>> Start

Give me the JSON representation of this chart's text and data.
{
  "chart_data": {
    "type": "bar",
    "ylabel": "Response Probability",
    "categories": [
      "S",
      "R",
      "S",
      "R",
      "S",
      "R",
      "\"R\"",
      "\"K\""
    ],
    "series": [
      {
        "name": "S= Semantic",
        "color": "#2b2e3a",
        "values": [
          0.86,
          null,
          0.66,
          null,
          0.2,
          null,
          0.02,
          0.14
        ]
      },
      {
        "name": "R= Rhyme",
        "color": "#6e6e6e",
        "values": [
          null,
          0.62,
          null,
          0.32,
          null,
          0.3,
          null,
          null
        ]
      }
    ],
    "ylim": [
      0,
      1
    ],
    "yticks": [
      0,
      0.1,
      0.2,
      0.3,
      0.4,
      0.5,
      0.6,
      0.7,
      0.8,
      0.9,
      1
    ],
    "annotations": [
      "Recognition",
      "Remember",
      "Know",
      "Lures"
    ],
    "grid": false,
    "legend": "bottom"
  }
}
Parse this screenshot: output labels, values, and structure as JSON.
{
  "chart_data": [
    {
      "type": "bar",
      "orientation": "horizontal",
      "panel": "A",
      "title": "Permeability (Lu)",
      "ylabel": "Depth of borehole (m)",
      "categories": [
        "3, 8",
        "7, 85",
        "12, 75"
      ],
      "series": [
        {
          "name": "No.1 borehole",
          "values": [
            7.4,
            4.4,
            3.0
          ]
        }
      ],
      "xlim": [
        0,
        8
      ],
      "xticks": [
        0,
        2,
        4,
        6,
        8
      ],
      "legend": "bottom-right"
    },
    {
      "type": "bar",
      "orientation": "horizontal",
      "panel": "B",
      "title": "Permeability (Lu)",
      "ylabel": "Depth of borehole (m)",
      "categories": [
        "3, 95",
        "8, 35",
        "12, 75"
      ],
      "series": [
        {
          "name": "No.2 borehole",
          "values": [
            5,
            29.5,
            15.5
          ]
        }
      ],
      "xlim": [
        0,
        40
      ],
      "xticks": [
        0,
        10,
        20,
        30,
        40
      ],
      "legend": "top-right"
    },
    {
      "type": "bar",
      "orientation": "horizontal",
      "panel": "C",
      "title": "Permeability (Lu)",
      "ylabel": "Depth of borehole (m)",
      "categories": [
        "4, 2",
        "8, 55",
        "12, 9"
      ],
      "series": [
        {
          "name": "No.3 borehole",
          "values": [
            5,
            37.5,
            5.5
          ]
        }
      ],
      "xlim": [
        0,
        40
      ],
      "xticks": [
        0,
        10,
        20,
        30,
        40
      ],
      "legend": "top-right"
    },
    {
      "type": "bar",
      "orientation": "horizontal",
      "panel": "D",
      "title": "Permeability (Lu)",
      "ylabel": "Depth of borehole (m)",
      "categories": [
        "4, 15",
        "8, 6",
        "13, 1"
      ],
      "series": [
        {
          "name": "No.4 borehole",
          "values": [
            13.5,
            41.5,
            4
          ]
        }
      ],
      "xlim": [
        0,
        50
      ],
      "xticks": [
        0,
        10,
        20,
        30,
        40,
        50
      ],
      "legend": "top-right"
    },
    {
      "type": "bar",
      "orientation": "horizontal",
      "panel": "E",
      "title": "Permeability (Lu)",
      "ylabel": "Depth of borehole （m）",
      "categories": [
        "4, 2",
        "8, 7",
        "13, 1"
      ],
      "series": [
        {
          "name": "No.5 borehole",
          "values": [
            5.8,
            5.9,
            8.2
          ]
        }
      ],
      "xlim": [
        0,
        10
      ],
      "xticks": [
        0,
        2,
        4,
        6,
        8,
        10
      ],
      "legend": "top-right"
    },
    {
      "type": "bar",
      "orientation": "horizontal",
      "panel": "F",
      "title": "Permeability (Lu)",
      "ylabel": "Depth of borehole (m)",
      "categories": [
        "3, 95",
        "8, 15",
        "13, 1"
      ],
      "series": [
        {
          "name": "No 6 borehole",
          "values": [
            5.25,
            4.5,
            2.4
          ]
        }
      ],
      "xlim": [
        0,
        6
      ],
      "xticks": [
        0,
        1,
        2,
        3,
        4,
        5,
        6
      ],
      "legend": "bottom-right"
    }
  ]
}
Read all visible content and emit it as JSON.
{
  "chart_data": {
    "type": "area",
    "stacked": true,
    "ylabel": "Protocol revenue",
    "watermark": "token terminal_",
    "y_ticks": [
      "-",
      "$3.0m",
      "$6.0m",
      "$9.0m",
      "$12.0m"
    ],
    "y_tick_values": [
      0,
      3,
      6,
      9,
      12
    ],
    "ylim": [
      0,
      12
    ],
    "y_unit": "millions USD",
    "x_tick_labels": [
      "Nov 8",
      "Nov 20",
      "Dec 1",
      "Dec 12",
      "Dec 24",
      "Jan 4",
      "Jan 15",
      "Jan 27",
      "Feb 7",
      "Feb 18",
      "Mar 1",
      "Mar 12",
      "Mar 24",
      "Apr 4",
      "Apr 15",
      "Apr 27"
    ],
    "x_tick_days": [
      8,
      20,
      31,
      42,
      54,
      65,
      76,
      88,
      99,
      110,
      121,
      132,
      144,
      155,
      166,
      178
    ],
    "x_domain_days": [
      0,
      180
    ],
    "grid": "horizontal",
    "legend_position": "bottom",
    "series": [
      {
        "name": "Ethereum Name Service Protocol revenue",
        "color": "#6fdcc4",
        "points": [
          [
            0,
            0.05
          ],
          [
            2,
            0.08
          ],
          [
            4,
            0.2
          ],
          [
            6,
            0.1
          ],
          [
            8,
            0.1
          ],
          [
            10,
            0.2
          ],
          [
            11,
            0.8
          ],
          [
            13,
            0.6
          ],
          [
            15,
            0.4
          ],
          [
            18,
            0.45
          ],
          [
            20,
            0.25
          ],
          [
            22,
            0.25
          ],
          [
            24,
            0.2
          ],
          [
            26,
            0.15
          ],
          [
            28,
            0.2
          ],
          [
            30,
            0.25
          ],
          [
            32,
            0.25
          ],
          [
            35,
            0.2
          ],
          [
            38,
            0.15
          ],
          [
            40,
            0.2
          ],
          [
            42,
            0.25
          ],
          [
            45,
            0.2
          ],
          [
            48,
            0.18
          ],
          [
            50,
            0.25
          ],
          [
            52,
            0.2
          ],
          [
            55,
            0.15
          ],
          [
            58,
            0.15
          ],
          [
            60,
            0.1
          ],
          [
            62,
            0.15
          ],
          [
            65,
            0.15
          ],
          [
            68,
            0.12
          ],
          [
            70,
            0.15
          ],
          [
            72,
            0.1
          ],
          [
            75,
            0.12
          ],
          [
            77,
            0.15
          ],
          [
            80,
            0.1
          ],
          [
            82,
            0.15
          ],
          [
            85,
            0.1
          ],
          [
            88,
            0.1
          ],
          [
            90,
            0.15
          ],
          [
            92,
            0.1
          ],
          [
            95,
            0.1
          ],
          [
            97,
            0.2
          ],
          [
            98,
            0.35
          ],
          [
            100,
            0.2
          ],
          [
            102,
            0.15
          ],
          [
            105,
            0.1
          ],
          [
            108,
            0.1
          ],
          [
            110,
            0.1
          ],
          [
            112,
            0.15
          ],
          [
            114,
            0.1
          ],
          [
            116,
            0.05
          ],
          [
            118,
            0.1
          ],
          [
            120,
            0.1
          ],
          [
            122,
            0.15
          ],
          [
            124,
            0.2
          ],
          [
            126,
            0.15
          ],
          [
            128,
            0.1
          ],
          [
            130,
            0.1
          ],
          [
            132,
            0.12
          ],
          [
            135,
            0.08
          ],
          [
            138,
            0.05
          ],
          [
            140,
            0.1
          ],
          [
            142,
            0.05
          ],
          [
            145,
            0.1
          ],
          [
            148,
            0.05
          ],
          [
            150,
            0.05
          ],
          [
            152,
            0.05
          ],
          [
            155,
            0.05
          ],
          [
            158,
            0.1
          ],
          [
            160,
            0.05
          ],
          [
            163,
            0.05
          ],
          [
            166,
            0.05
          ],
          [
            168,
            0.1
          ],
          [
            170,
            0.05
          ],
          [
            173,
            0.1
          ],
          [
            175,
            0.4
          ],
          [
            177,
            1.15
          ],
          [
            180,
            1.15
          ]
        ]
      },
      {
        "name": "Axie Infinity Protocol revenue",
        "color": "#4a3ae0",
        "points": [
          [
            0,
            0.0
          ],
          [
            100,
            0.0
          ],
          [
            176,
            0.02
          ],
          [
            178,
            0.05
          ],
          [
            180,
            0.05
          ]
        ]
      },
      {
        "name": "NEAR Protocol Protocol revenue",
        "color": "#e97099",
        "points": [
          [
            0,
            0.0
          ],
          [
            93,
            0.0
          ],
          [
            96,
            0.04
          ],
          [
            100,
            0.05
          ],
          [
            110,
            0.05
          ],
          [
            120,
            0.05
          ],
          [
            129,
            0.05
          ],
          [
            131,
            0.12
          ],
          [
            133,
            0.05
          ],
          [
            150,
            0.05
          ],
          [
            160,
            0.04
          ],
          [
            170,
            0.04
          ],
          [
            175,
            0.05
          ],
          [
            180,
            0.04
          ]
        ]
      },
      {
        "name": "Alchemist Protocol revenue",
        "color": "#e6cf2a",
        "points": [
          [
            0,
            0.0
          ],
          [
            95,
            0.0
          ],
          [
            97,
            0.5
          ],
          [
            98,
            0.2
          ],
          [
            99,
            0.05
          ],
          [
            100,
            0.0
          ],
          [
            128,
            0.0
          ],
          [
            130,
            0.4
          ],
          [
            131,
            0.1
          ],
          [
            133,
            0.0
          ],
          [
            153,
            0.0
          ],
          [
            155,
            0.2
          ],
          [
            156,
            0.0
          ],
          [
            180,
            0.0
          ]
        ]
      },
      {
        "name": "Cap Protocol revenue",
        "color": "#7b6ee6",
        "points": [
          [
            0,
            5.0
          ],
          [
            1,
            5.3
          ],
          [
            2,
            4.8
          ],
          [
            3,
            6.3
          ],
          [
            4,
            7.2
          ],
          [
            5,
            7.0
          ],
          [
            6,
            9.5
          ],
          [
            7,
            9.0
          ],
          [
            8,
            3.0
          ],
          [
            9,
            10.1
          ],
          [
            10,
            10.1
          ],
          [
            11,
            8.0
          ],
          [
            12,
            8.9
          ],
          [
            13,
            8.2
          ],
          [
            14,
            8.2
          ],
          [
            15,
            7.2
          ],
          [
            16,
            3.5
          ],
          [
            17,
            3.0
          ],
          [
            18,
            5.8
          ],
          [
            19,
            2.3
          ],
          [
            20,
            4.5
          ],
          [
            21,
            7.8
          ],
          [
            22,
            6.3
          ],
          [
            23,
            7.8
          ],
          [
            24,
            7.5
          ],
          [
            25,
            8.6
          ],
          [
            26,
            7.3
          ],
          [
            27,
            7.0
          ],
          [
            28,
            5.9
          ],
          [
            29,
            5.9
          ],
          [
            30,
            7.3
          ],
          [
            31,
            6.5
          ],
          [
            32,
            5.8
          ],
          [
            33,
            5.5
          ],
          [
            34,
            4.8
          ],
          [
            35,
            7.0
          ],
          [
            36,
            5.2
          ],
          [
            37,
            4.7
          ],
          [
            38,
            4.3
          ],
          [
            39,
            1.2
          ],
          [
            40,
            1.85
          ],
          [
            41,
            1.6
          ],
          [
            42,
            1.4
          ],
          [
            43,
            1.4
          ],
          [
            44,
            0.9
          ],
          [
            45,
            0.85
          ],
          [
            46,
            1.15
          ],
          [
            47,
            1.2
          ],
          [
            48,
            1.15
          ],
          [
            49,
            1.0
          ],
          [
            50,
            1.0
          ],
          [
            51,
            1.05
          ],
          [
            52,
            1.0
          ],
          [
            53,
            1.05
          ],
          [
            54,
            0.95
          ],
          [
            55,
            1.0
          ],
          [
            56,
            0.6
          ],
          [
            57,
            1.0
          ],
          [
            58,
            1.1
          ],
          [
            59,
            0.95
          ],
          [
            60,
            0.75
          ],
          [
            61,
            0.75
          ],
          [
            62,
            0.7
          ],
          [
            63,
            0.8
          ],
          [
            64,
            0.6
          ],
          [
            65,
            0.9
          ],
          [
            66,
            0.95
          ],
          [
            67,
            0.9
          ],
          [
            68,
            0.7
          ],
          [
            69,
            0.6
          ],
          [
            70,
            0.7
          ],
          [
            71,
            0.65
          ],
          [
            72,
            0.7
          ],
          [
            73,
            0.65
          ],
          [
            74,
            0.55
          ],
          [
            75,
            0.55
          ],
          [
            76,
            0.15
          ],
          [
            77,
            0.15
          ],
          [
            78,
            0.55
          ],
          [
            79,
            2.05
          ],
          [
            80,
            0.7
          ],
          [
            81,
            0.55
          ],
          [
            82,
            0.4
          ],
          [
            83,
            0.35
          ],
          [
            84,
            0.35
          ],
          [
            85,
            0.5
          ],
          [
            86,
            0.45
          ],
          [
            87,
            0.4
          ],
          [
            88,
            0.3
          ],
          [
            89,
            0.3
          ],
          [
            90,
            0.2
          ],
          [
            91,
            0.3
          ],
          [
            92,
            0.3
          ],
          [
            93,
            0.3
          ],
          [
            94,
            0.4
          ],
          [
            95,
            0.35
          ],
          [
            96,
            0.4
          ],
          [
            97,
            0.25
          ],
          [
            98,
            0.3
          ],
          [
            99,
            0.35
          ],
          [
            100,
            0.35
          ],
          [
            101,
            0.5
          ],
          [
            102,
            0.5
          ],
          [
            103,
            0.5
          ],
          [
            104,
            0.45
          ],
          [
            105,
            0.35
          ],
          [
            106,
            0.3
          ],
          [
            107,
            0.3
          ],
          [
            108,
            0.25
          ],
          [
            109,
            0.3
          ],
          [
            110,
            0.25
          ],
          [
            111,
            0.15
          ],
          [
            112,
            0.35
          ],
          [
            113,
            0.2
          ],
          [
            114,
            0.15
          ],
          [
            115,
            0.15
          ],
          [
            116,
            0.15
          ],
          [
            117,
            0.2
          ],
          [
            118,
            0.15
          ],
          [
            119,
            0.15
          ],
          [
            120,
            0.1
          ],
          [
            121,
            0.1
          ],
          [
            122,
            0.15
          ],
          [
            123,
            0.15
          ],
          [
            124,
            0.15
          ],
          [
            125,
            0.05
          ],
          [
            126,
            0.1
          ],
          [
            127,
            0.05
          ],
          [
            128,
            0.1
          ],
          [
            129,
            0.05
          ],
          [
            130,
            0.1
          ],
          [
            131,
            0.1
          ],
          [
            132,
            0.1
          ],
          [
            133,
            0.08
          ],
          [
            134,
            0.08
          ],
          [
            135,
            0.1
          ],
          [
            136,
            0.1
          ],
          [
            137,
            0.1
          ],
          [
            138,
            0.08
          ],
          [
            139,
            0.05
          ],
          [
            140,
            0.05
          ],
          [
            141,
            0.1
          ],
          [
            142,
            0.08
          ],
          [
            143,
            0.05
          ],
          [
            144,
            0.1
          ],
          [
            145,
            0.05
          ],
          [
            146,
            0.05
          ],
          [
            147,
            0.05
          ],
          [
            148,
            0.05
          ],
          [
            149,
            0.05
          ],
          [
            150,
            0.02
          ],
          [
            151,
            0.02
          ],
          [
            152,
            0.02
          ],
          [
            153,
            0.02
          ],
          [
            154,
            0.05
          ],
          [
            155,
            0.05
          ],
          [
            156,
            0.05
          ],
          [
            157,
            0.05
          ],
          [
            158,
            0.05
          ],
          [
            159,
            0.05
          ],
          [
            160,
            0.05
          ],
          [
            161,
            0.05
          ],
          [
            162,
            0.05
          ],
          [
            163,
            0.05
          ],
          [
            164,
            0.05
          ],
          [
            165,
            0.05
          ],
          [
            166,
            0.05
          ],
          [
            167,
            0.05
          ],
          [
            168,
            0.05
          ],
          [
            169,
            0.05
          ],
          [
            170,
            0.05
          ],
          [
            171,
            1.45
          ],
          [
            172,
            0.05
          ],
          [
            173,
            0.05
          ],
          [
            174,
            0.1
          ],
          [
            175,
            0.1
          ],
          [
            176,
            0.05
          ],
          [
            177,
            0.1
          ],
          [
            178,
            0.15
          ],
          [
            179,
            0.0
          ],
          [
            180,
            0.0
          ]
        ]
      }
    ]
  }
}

>> End

Give only the number of lines in the entries above that contain the string "panel".

6